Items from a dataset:
————————

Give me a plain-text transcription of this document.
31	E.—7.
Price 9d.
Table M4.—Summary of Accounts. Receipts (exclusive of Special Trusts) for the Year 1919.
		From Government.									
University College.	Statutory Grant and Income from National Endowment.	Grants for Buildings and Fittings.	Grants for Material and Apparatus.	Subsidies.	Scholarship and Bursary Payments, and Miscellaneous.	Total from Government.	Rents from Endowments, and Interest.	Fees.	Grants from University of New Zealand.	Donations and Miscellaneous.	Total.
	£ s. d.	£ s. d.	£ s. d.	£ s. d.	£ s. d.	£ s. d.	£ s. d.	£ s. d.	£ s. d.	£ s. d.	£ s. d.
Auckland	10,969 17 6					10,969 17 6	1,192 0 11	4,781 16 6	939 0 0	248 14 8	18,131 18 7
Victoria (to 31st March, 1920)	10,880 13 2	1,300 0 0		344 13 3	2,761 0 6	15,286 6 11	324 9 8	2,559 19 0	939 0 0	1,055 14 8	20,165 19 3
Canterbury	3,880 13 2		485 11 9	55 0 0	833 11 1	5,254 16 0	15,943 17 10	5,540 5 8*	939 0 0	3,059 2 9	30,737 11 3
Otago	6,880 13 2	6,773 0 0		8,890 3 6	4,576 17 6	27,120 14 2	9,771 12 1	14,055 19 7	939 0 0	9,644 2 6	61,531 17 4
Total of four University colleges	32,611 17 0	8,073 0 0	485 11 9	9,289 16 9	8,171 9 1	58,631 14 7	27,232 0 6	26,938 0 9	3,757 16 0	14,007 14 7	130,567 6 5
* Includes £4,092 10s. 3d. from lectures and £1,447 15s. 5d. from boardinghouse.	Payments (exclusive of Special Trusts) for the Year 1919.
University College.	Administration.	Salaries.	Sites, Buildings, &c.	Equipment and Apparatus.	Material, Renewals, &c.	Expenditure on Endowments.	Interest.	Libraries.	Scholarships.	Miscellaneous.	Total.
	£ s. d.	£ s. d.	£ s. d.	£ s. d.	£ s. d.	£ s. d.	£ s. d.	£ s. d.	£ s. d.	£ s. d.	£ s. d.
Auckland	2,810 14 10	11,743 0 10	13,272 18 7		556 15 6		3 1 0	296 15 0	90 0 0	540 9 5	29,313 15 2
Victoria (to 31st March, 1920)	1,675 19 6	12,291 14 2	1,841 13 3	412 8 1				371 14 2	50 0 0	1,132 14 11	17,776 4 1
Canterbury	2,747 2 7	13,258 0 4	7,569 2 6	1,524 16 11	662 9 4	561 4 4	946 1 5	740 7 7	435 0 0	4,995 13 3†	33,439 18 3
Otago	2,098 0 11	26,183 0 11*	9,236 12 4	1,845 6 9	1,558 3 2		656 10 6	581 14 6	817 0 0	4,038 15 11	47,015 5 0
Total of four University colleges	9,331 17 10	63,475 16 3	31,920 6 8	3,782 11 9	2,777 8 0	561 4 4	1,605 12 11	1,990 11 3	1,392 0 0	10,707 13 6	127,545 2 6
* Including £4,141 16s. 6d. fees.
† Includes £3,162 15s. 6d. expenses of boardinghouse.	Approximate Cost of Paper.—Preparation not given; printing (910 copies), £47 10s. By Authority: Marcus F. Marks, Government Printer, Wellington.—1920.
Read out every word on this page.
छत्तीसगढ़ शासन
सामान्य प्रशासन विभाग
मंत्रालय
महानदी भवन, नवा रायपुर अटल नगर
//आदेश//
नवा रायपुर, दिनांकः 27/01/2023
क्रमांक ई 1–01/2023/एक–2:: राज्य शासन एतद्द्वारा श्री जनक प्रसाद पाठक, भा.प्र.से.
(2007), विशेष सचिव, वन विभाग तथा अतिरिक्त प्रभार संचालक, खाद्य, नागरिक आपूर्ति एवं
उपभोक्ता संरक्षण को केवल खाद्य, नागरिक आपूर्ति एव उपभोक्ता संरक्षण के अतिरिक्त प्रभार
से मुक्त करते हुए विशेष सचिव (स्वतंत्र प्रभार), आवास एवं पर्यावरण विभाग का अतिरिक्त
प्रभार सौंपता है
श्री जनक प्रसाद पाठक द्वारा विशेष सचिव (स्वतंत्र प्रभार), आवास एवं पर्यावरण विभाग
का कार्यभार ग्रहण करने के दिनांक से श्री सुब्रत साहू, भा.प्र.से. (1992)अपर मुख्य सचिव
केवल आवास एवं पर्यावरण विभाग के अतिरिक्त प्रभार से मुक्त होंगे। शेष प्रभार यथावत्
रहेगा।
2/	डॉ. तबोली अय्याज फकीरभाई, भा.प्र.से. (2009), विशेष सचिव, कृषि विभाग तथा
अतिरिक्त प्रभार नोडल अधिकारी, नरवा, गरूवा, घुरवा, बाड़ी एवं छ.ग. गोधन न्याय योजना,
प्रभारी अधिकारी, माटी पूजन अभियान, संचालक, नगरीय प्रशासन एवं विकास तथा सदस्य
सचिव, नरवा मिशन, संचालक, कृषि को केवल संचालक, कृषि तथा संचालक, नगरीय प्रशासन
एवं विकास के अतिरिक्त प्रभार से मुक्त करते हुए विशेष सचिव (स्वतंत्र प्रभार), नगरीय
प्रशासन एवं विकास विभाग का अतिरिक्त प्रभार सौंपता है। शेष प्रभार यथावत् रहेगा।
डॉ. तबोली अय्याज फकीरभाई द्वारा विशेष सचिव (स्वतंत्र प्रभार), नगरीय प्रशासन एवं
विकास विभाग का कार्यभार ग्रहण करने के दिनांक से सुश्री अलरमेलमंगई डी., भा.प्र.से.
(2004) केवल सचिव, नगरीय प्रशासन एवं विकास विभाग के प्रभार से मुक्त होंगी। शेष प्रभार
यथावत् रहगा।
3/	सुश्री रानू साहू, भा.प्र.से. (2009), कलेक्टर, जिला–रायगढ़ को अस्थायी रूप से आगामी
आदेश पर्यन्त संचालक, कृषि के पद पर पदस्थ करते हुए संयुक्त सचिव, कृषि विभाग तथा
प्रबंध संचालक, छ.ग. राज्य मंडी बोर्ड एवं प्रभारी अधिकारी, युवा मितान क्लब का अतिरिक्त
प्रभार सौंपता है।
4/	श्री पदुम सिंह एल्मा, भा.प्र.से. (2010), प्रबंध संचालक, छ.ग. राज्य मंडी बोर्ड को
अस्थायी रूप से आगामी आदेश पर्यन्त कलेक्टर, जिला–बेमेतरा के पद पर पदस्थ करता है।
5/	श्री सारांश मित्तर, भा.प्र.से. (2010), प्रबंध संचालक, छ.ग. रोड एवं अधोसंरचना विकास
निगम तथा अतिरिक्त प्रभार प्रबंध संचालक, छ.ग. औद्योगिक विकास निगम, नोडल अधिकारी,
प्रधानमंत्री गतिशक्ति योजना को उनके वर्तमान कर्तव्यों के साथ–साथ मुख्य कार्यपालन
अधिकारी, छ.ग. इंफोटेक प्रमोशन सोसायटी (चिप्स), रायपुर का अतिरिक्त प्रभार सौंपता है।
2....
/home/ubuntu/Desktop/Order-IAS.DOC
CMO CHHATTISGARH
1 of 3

————————

Could you reproduce every record above exactly as it appears?

TASK RESULT.
Give me a plain-text transcription of this document.
31	E.—7.
Price 9d.
Table M4.—Summary of Accounts. Receipts (exclusive of Special Trusts) for the Year 1919.
		From Government.									
University College.	Statutory Grant and Income from National Endowment.	Grants for Buildings and Fittings.	Grants for Material and Apparatus.	Subsidies.	Scholarship and Bursary Payments, and Miscellaneous.	Total from Government.	Rents from Endowments, and Interest.	Fees.	Grants from University of New Zealand.	Donations and Miscellaneous.	Total.
	£ s. d.	£ s. d.	£ s. d.	£ s. d.	£ s. d.	£ s. d.	£ s. d.	£ s. d.	£ s. d.	£ s. d.	£ s. d.
Auckland	10,969 17 6					10,969 17 6	1,192 0 11	4,781 16 6	939 0 0	248 14 8	18,131 18 7
Victoria (to 31st March, 1920)	10,880 13 2	1,300 0 0		344 13 3	2,761 0 6	15,286 6 11	324 9 8	2,559 19 0	939 0 0	1,055 14 8	20,165 19 3
Canterbury	3,880 13 2		485 11 9	55 0 0	833 11 1	5,254 16 0	15,943 17 10	5,540 5 8*	939 0 0	3,059 2 9	30,737 11 3
Otago	6,880 13 2	6,773 0 0		8,890 3 6	4,576 17 6	27,120 14 2	9,771 12 1	14,055 19 7	939 0 0	9,644 2 6	61,531 17 4
Total of four University colleges	32,611 17 0	8,073 0 0	485 11 9	9,289 16 9	8,171 9 1	58,631 14 7	27,232 0 6	26,938 0 9	3,757 16 0	14,007 14 7	130,567 6 5
* Includes £4,092 10s. 3d. from lectures and £1,447 15s. 5d. from boardinghouse.	Payments (exclusive of Special Trusts) for the Year 1919.
University College.	Administration.	Salaries.	Sites, Buildings, &c.	Equipment and Apparatus.	Material, Renewals, &c.	Expenditure on Endowments.	Interest.	Libraries.	Scholarships.	Miscellaneous.	Total.
	£ s. d.	£ s. d.	£ s. d.	£ s. d.	£ s. d.	£ s. d.	£ s. d.	£ s. d.	£ s. d.	£ s. d.	£ s. d.
Auckland	2,810 14 10	11,743 0 10	13,272 18 7		556 15 6		3 1 0	296 15 0	90 0 0	540 9 5	29,313 15 2
Victoria (to 31st March, 1920)	1,675 19 6	12,291 14 2	1,841 13 3	412 8 1				371 14 2	50 0 0	1,132 14 11	17,776 4 1
Canterbury	2,747 2 7	13,258 0 4	7,569 2 6	1,524 16 11	662 9 4	561 4 4	946 1 5	740 7 7	435 0 0	4,995 13 3†	33,439 18 3
Otago	2,098 0 11	26,183 0 11*	9,236 12 4	1,845 6 9	1,558 3 2		656 10 6	581 14 6	817 0 0	4,038 15 11	47,015 5 0
Total of four University colleges	9,331 17 10	63,475 16 3	31,920 6 8	3,782 11 9	2,777 8 0	561 4 4	1,605 12 11	1,990 11 3	1,392 0 0	10,707 13 6	127,545 2 6
* Including £4,141 16s. 6d. fees.
† Includes £3,162 15s. 6d. expenses of boardinghouse.	Approximate Cost of Paper.—Preparation not given; printing (910 copies), £47 10s. By Authority: Marcus F. Marks, Government Printer, Wellington.—1920.
Read out every word on this page.
छत्तीसगढ़ शासन
सामान्य प्रशासन विभाग
मंत्रालय
महानदी भवन, नवा रायपुर अटल नगर
//आदेश//
नवा रायपुर, दिनांकः 27/01/2023
क्रमांक ई 1–01/2023/एक–2:: राज्य शासन एतद्द्वारा श्री जनक प्रसाद पाठक, भा.प्र.से.
(2007), विशेष सचिव, वन विभाग तथा अतिरिक्त प्रभार संचालक, खाद्य, नागरिक आपूर्ति एवं
उपभोक्ता संरक्षण को केवल खाद्य, नागरिक आपूर्ति एव उपभोक्ता संरक्षण के अतिरिक्त प्रभार
से मुक्त करते हुए विशेष सचिव (स्वतंत्र प्रभार), आवास एवं पर्यावरण विभाग का अतिरिक्त
प्रभार सौंपता है
श्री जनक प्रसाद पाठक द्वारा विशेष सचिव (स्वतंत्र प्रभार), आवास एवं पर्यावरण विभाग
का कार्यभार ग्रहण करने के दिनांक से श्री सुब्रत साहू, भा.प्र.से. (1992)अपर मुख्य सचिव
केवल आवास एवं पर्यावरण विभाग के अतिरिक्त प्रभार से मुक्त होंगे। शेष प्रभार यथावत्
रहेगा।
2/	डॉ. तबोली अय्याज फकीरभाई, भा.प्र.से. (2009), विशेष सचिव, कृषि विभाग तथा
अतिरिक्त प्रभार नोडल अधिकारी, नरवा, गरूवा, घुरवा, बाड़ी एवं छ.ग. गोधन न्याय योजना,
प्रभारी अधिकारी, माटी पूजन अभियान, संचालक, नगरीय प्रशासन एवं विकास तथा सदस्य
सचिव, नरवा मिशन, संचालक, कृषि को केवल संचालक, कृषि तथा संचालक, नगरीय प्रशासन
एवं विकास के अतिरिक्त प्रभार से मुक्त करते हुए विशेष सचिव (स्वतंत्र प्रभार), नगरीय
प्रशासन एवं विकास विभाग का अतिरिक्त प्रभार सौंपता है। शेष प्रभार यथावत् रहेगा।
डॉ. तबोली अय्याज फकीरभाई द्वारा विशेष सचिव (स्वतंत्र प्रभार), नगरीय प्रशासन एवं
विकास विभाग का कार्यभार ग्रहण करने के दिनांक से सुश्री अलरमेलमंगई डी., भा.प्र.से.
(2004) केवल सचिव, नगरीय प्रशासन एवं विकास विभाग के प्रभार से मुक्त होंगी। शेष प्रभार
यथावत् रहगा।
3/	सुश्री रानू साहू, भा.प्र.से. (2009), कलेक्टर, जिला–रायगढ़ को अस्थायी रूप से आगामी
आदेश पर्यन्त संचालक, कृषि के पद पर पदस्थ करते हुए संयुक्त सचिव, कृषि विभाग तथा
प्रबंध संचालक, छ.ग. राज्य मंडी बोर्ड एवं प्रभारी अधिकारी, युवा मितान क्लब का अतिरिक्त
प्रभार सौंपता है।
4/	श्री पदुम सिंह एल्मा, भा.प्र.से. (2010), प्रबंध संचालक, छ.ग. राज्य मंडी बोर्ड को
अस्थायी रूप से आगामी आदेश पर्यन्त कलेक्टर, जिला–बेमेतरा के पद पर पदस्थ करता है।
5/	श्री सारांश मित्तर, भा.प्र.से. (2010), प्रबंध संचालक, छ.ग. रोड एवं अधोसंरचना विकास
निगम तथा अतिरिक्त प्रभार प्रबंध संचालक, छ.ग. औद्योगिक विकास निगम, नोडल अधिकारी,
प्रधानमंत्री गतिशक्ति योजना को उनके वर्तमान कर्तव्यों के साथ–साथ मुख्य कार्यपालन
अधिकारी, छ.ग. इंफोटेक प्रमोशन सोसायटी (चिप्स), रायपुर का अतिरिक्त प्रभार सौंपता है।
2....
/home/ubuntu/Desktop/Order-IAS.DOC
CMO CHHATTISGARH
1 of 3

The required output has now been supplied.